=== EXCERPTED RECORDS ===

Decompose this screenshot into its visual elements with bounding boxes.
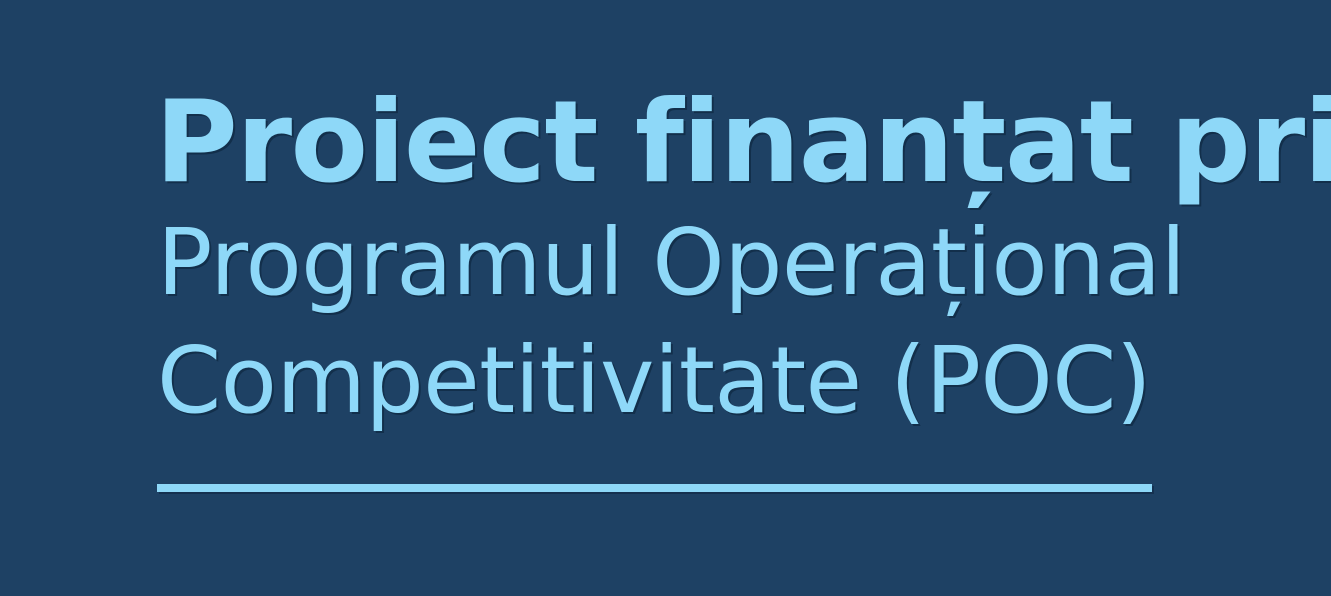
headline-line-2: Programul Operațional — [157, 204, 1167, 322]
headline-block: Proiect finanțat prin Programul Operațio… — [157, 80, 1167, 440]
horizontal-rule-divider — [157, 484, 1152, 492]
funding-banner: Proiect finanțat prin Programul Operațio… — [0, 0, 1331, 596]
headline-line-3: Competitivitate (POC) — [157, 322, 1167, 440]
headline-line-1: Proiect finanțat prin — [155, 80, 1167, 204]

===

**DIRECTIVE**
Edit the listing above so that "screenshot" becomes "image", keeping every other line and word as it is. Omit the picture from your answer.

**SOLUTION TO THIS TASK**
Decompose this image into its visual elements with bounding boxes.
headline-line-2: Programul Operațional — [157, 204, 1167, 322]
headline-block: Proiect finanțat prin Programul Operațio… — [157, 80, 1167, 440]
horizontal-rule-divider — [157, 484, 1152, 492]
funding-banner: Proiect finanțat prin Programul Operațio… — [0, 0, 1331, 596]
headline-line-3: Competitivitate (POC) — [157, 322, 1167, 440]
headline-line-1: Proiect finanțat prin — [155, 80, 1167, 204]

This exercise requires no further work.